** Given problem **
Images are excluded; otherwise, output every record exactly.
--- Begin Supplied material ---
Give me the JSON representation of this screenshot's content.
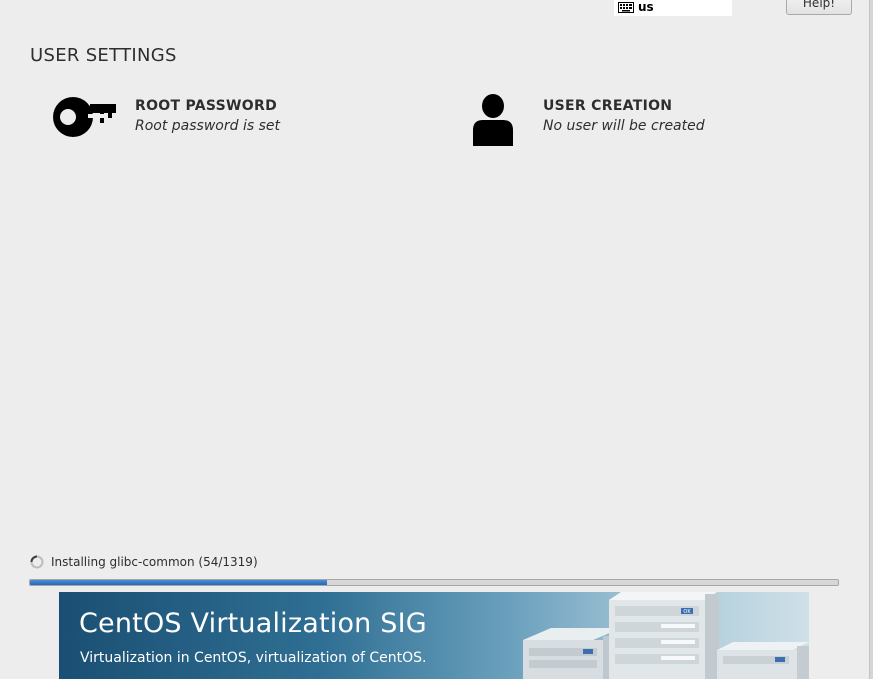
{
  "header": {
    "keyboard_layout": "us",
    "help_label": "Help!"
  },
  "user_settings": {
    "title": "USER SETTINGS",
    "spokes": [
      {
        "icon": "key-icon",
        "title": "ROOT PASSWORD",
        "status": "Root password is set"
      },
      {
        "icon": "user-icon",
        "title": "USER CREATION",
        "status": "No user will be created"
      }
    ]
  },
  "progress": {
    "status_text": "Installing glibc-common (54/1319)",
    "fraction": 0.367
  },
  "banner": {
    "title": "CentOS Virtualization SIG",
    "subtitle": "Virtualization in CentOS, virtualization of CentOS.",
    "server_badge": "OK"
  },
  "colors": {
    "background": "#ededed",
    "progress_fill": "#2f73c4",
    "banner_dark": "#1a4f73"
  }
}
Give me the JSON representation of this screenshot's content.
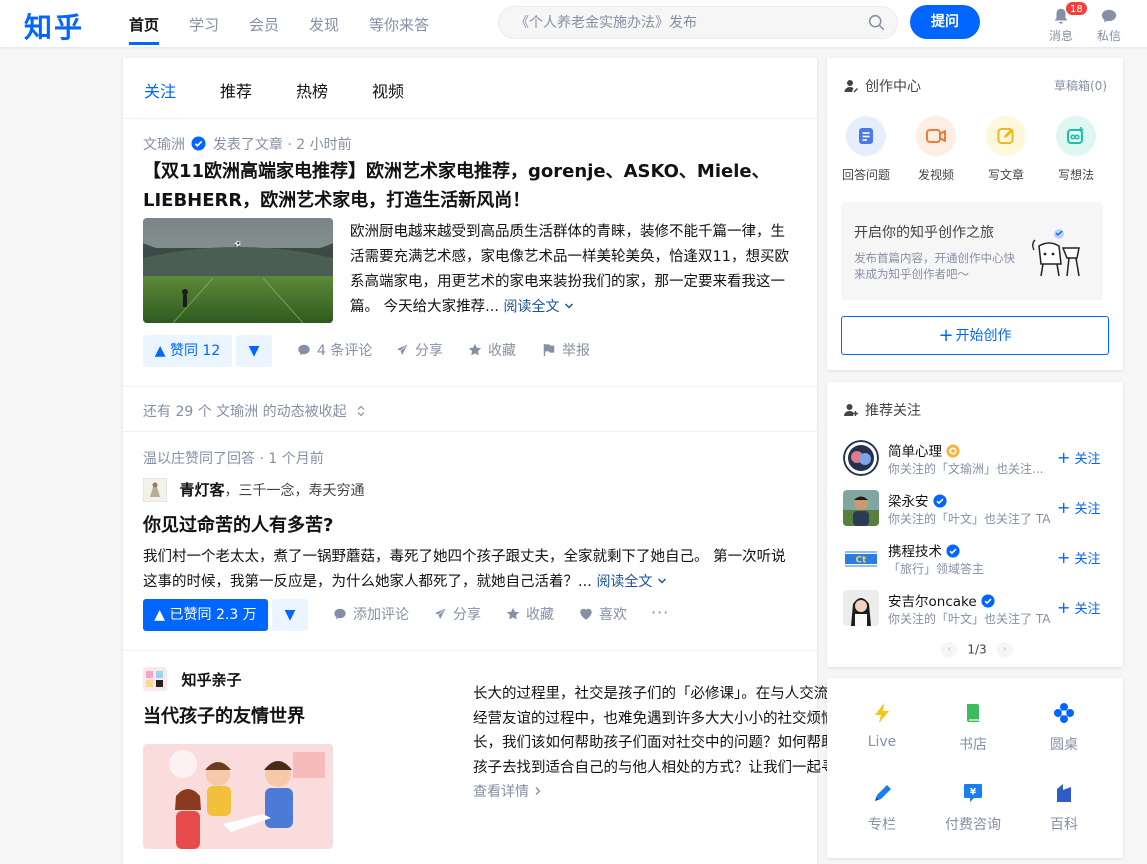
{
  "header": {
    "logo": "知乎",
    "nav": [
      "首页",
      "学习",
      "会员",
      "发现",
      "等你来答"
    ],
    "search_placeholder": "《个人养老金实施办法》发布",
    "ask_label": "提问",
    "notif_label": "消息",
    "notif_count": "18",
    "msg_label": "私信"
  },
  "tabs": [
    "关注",
    "推荐",
    "热榜",
    "视频"
  ],
  "feed": {
    "item1": {
      "author": "文瑜洲",
      "action": "发表了文章 · 2 小时前",
      "title_line1": "【双11欧洲高端家电推荐】欧洲艺术家电推荐，gorenje、ASKO、Miele、",
      "title_line2": "LIEBHERR，欧洲艺术家电，打造生活新风尚！",
      "excerpt": "欧洲厨电越来越受到高品质生活群体的青睐，装修不能千篇一律，生活需要充满艺术感，家电像艺术品一样美轮美奂，恰逢双11，想买欧系高端家电，用更艺术的家电来装扮我们的家，那一定要来看我这一篇。 今天给大家推荐...",
      "read_more": "阅读全文",
      "upvote": "▲ 赞同 12",
      "comments": "4 条评论",
      "share": "分享",
      "collect": "收藏",
      "report": "举报"
    },
    "collapsed": "还有 29 个 文瑜洲 的动态被收起",
    "item2": {
      "meta": "温以庄赞同了回答 · 1 个月前",
      "author_name": "青灯客",
      "author_bio": "，三千一念，寿夭穷通",
      "title": "你见过命苦的人有多苦?",
      "excerpt": "我们村一个老太太，煮了一锅野蘑菇，毒死了她四个孩子跟丈夫，全家就剩下了她自己。 第一次听说这事的时候，我第一反应是，为什么她家人都死了，就她自己活着？...",
      "read_more": "阅读全文",
      "upvote": "▲ 已赞同 2.3 万",
      "comment": "添加评论",
      "share": "分享",
      "collect": "收藏",
      "like": "喜欢",
      "more": "···"
    },
    "item3": {
      "author": "知乎亲子",
      "title": "当代孩子的友情世界",
      "excerpt": "长大的过程里，社交是孩子们的「必修课」。在与人交流、结交朋友、经营友谊的过程中，也难免遇到许多大大小小的社交烦恼。作为家长，我们该如何帮助孩子们面对社交中的问题？如何帮助不同性格的孩子去找到适合自己的与他人相处的方式？让我们一起寻找答案吧！",
      "read_more": "查看详情"
    }
  },
  "sidebar": {
    "creation": {
      "title": "创作中心",
      "draft": "草稿箱(0)",
      "items": [
        "回答问题",
        "发视频",
        "写文章",
        "写想法"
      ],
      "promo_title": "开启你的知乎创作之旅",
      "promo_sub": "发布首篇内容，开通创作中心快来成为知乎创作者吧～",
      "start": "开始创作"
    },
    "recommend": {
      "title": "推荐关注",
      "follow": "关注",
      "users": [
        {
          "name": "简单心理",
          "desc": "你关注的「文瑜洲」也关注..."
        },
        {
          "name": "梁永安",
          "desc": "你关注的「叶文」也关注了 TA"
        },
        {
          "name": "携程技术",
          "desc": "「旅行」领域答主"
        },
        {
          "name": "安吉尔oncake",
          "desc": "你关注的「叶文」也关注了 TA"
        }
      ],
      "page": "1/3"
    },
    "quick": [
      "Live",
      "书店",
      "圆桌",
      "专栏",
      "付费咨询",
      "百科"
    ]
  },
  "colors": {
    "brand": "#0066ff",
    "badge": "#f1403c"
  }
}
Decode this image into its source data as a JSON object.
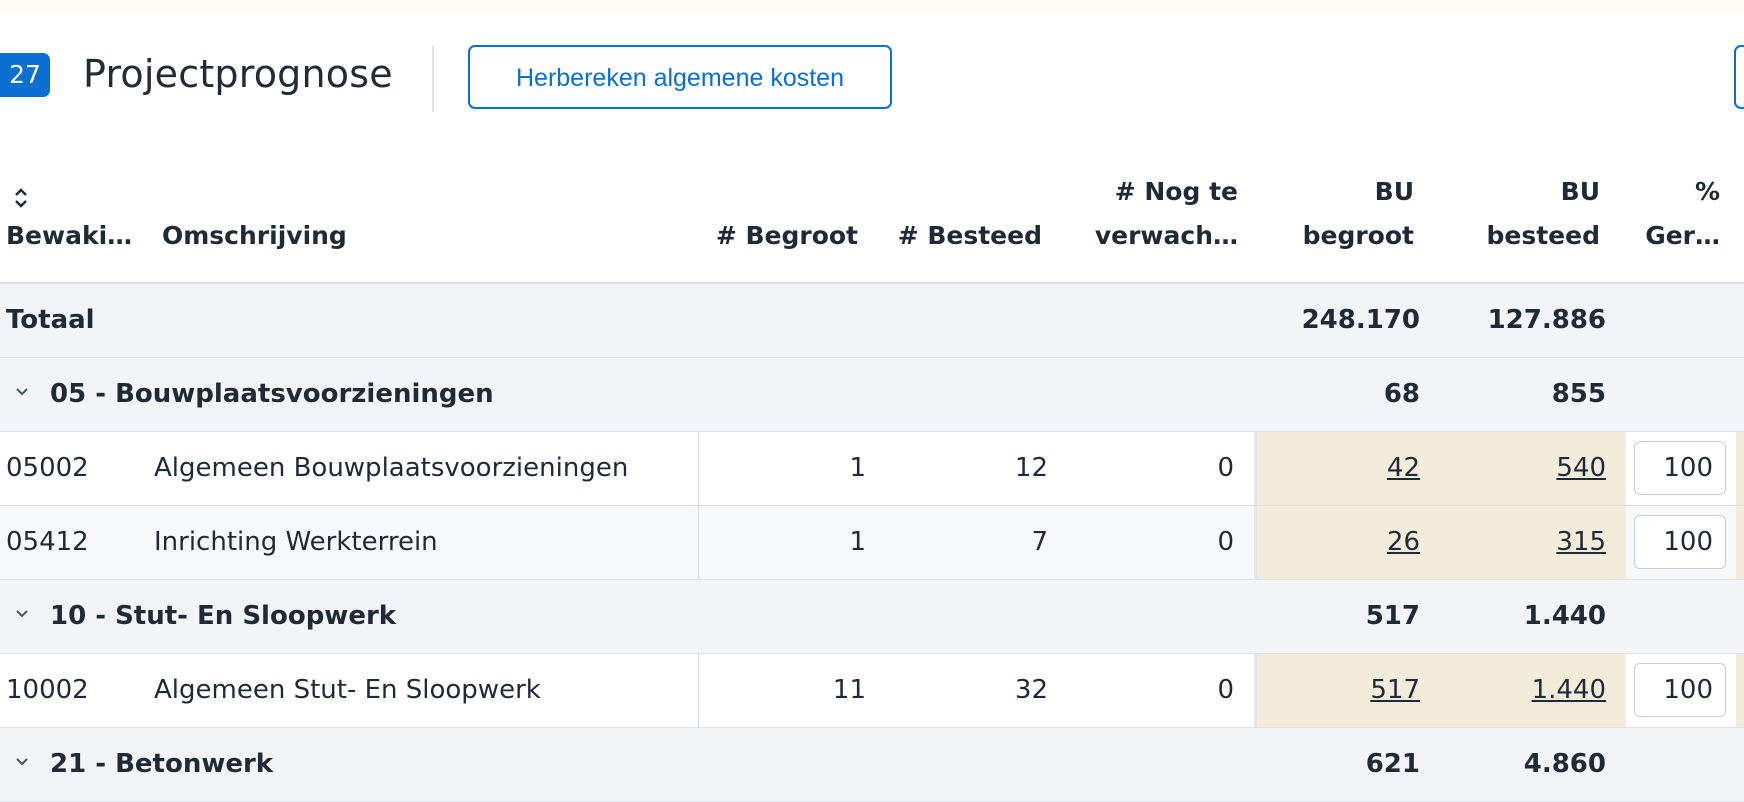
--- End Supplied material ---
** Expected answer **
Give me the JSON representation of this screenshot's content.
{
  "header": {
    "keyboard_layout": "us",
    "help_label": "Help!"
  },
  "user_settings": {
    "title": "USER SETTINGS",
    "spokes": [
      {
        "icon": "key-icon",
        "title": "ROOT PASSWORD",
        "status": "Root password is set"
      },
      {
        "icon": "user-icon",
        "title": "USER CREATION",
        "status": "No user will be created"
      }
    ]
  },
  "progress": {
    "status_text": "Installing glibc-common (54/1319)",
    "fraction": 0.367
  },
  "banner": {
    "title": "CentOS Virtualization SIG",
    "subtitle": "Virtualization in CentOS, virtualization of CentOS.",
    "server_badge": "OK"
  },
  "colors": {
    "background": "#ededed",
    "progress_fill": "#2f73c4",
    "banner_dark": "#1a4f73"
  }
}
Give me the JSON representation of this screenshot's content.
{
  "header": {
    "logo": "知乎",
    "nav": [
      "首页",
      "学习",
      "会员",
      "发现",
      "等你来答"
    ],
    "search_placeholder": "《个人养老金实施办法》发布",
    "ask_label": "提问",
    "notif_label": "消息",
    "notif_count": "18",
    "msg_label": "私信"
  },
  "tabs": [
    "关注",
    "推荐",
    "热榜",
    "视频"
  ],
  "feed": {
    "item1": {
      "author": "文瑜洲",
      "action": "发表了文章 · 2 小时前",
      "title_line1": "【双11欧洲高端家电推荐】欧洲艺术家电推荐，gorenje、ASKO、Miele、",
      "title_line2": "LIEBHERR，欧洲艺术家电，打造生活新风尚！",
      "excerpt": "欧洲厨电越来越受到高品质生活群体的青睐，装修不能千篇一律，生活需要充满艺术感，家电像艺术品一样美轮美奂，恰逢双11，想买欧系高端家电，用更艺术的家电来装扮我们的家，那一定要来看我这一篇。 今天给大家推荐...",
      "read_more": "阅读全文",
      "upvote": "▲ 赞同 12",
      "comments": "4 条评论",
      "share": "分享",
      "collect": "收藏",
      "report": "举报"
    },
    "collapsed": "还有 29 个 文瑜洲 的动态被收起",
    "item2": {
      "meta": "温以庄赞同了回答 · 1 个月前",
      "author_name": "青灯客",
      "author_bio": "，三千一念，寿夭穷通",
      "title": "你见过命苦的人有多苦?",
      "excerpt": "我们村一个老太太，煮了一锅野蘑菇，毒死了她四个孩子跟丈夫，全家就剩下了她自己。 第一次听说这事的时候，我第一反应是，为什么她家人都死了，就她自己活着？...",
      "read_more": "阅读全文",
      "upvote": "▲ 已赞同 2.3 万",
      "comment": "添加评论",
      "share": "分享",
      "collect": "收藏",
      "like": "喜欢",
      "more": "···"
    },
    "item3": {
      "author": "知乎亲子",
      "title": "当代孩子的友情世界",
      "excerpt": "长大的过程里，社交是孩子们的「必修课」。在与人交流、结交朋友、经营友谊的过程中，也难免遇到许多大大小小的社交烦恼。作为家长，我们该如何帮助孩子们面对社交中的问题？如何帮助不同性格的孩子去找到适合自己的与他人相处的方式？让我们一起寻找答案吧！",
      "read_more": "查看详情"
    }
  },
  "sidebar": {
    "creation": {
      "title": "创作中心",
      "draft": "草稿箱(0)",
      "items": [
        "回答问题",
        "发视频",
        "写文章",
        "写想法"
      ],
      "promo_title": "开启你的知乎创作之旅",
      "promo_sub": "发布首篇内容，开通创作中心快来成为知乎创作者吧～",
      "start": "开始创作"
    },
    "recommend": {
      "title": "推荐关注",
      "follow": "关注",
      "users": [
        {
          "name": "简单心理",
          "desc": "你关注的「文瑜洲」也关注..."
        },
        {
          "name": "梁永安",
          "desc": "你关注的「叶文」也关注了 TA"
        },
        {
          "name": "携程技术",
          "desc": "「旅行」领域答主"
        },
        {
          "name": "安吉尔oncake",
          "desc": "你关注的「叶文」也关注了 TA"
        }
      ],
      "page": "1/3"
    },
    "quick": [
      "Live",
      "书店",
      "圆桌",
      "专栏",
      "付费咨询",
      "百科"
    ]
  },
  "colors": {
    "brand": "#0066ff",
    "badge": "#f1403c"
  }
}
Decode this image into its source data as a JSON object.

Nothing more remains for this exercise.